▶ **Supplied information**:
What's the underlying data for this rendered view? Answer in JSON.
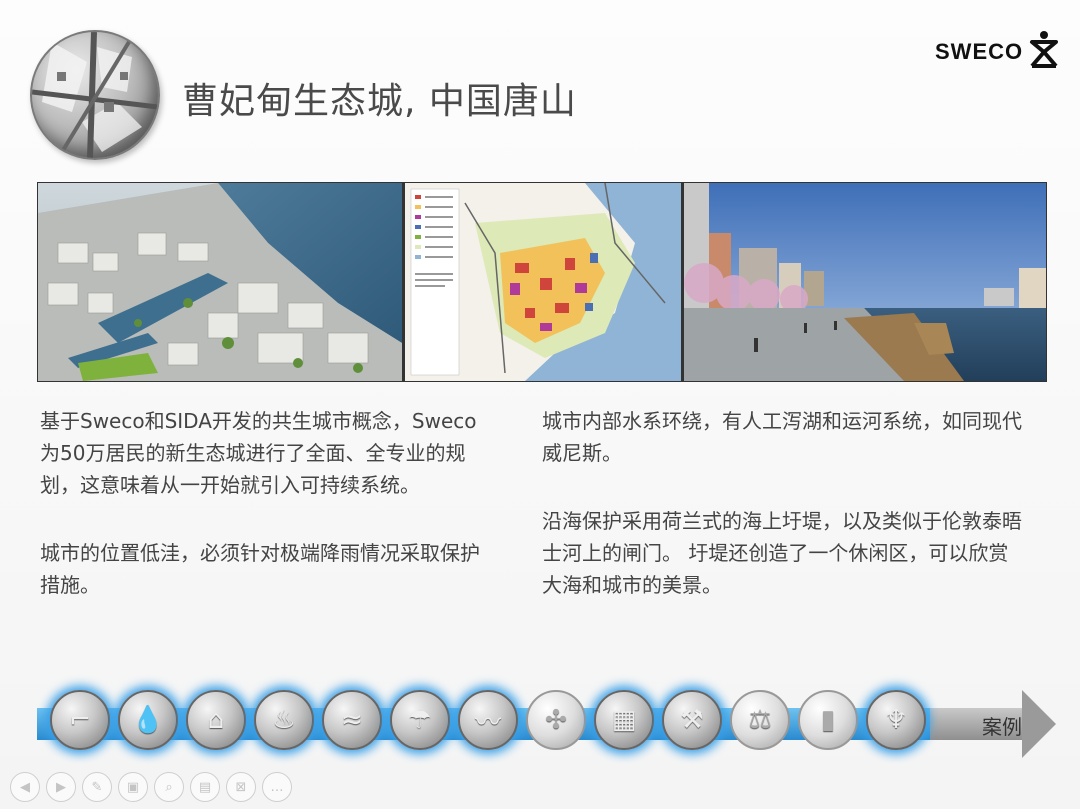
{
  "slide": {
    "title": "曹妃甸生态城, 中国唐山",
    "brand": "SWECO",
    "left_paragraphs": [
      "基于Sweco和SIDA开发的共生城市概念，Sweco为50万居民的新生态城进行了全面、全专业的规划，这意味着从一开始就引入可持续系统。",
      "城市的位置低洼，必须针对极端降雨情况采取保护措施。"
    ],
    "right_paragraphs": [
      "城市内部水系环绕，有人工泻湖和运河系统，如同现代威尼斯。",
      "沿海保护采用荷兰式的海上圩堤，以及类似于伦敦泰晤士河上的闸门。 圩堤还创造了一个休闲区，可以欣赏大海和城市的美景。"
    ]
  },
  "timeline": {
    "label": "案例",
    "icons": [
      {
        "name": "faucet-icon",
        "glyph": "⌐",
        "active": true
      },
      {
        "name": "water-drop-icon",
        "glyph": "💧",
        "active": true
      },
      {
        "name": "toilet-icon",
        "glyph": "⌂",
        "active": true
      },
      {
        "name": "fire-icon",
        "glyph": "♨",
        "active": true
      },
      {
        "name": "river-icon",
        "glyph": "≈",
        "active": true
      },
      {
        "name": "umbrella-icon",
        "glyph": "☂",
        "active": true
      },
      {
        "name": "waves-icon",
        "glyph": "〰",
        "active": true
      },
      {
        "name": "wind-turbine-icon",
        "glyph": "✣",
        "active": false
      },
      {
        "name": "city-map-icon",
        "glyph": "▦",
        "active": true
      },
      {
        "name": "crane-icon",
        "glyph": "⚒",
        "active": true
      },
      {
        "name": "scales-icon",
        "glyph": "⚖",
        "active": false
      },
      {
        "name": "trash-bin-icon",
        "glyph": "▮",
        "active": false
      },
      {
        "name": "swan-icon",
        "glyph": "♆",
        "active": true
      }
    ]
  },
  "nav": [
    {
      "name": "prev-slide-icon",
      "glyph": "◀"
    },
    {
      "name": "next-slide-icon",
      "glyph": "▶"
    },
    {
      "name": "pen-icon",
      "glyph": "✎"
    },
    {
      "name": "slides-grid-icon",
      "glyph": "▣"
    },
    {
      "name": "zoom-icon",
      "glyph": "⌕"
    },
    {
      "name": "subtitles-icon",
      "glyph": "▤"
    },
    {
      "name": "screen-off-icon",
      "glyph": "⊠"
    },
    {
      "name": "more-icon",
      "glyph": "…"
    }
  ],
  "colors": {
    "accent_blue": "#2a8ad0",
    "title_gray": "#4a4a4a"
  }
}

▶ **Problem details**: Copy each line exactly, and leave the pictures out of your copy.

▶ **Output for this exercise**:
What's the underlying data for this rendered view? Answer in JSON.
{
  "slide": {
    "title": "曹妃甸生态城, 中国唐山",
    "brand": "SWECO",
    "left_paragraphs": [
      "基于Sweco和SIDA开发的共生城市概念，Sweco为50万居民的新生态城进行了全面、全专业的规划，这意味着从一开始就引入可持续系统。",
      "城市的位置低洼，必须针对极端降雨情况采取保护措施。"
    ],
    "right_paragraphs": [
      "城市内部水系环绕，有人工泻湖和运河系统，如同现代威尼斯。",
      "沿海保护采用荷兰式的海上圩堤，以及类似于伦敦泰晤士河上的闸门。 圩堤还创造了一个休闲区，可以欣赏大海和城市的美景。"
    ]
  },
  "timeline": {
    "label": "案例",
    "icons": [
      {
        "name": "faucet-icon",
        "glyph": "⌐",
        "active": true
      },
      {
        "name": "water-drop-icon",
        "glyph": "💧",
        "active": true
      },
      {
        "name": "toilet-icon",
        "glyph": "⌂",
        "active": true
      },
      {
        "name": "fire-icon",
        "glyph": "♨",
        "active": true
      },
      {
        "name": "river-icon",
        "glyph": "≈",
        "active": true
      },
      {
        "name": "umbrella-icon",
        "glyph": "☂",
        "active": true
      },
      {
        "name": "waves-icon",
        "glyph": "〰",
        "active": true
      },
      {
        "name": "wind-turbine-icon",
        "glyph": "✣",
        "active": false
      },
      {
        "name": "city-map-icon",
        "glyph": "▦",
        "active": true
      },
      {
        "name": "crane-icon",
        "glyph": "⚒",
        "active": true
      },
      {
        "name": "scales-icon",
        "glyph": "⚖",
        "active": false
      },
      {
        "name": "trash-bin-icon",
        "glyph": "▮",
        "active": false
      },
      {
        "name": "swan-icon",
        "glyph": "♆",
        "active": true
      }
    ]
  },
  "nav": [
    {
      "name": "prev-slide-icon",
      "glyph": "◀"
    },
    {
      "name": "next-slide-icon",
      "glyph": "▶"
    },
    {
      "name": "pen-icon",
      "glyph": "✎"
    },
    {
      "name": "slides-grid-icon",
      "glyph": "▣"
    },
    {
      "name": "zoom-icon",
      "glyph": "⌕"
    },
    {
      "name": "subtitles-icon",
      "glyph": "▤"
    },
    {
      "name": "screen-off-icon",
      "glyph": "⊠"
    },
    {
      "name": "more-icon",
      "glyph": "…"
    }
  ],
  "colors": {
    "accent_blue": "#2a8ad0",
    "title_gray": "#4a4a4a"
  }
}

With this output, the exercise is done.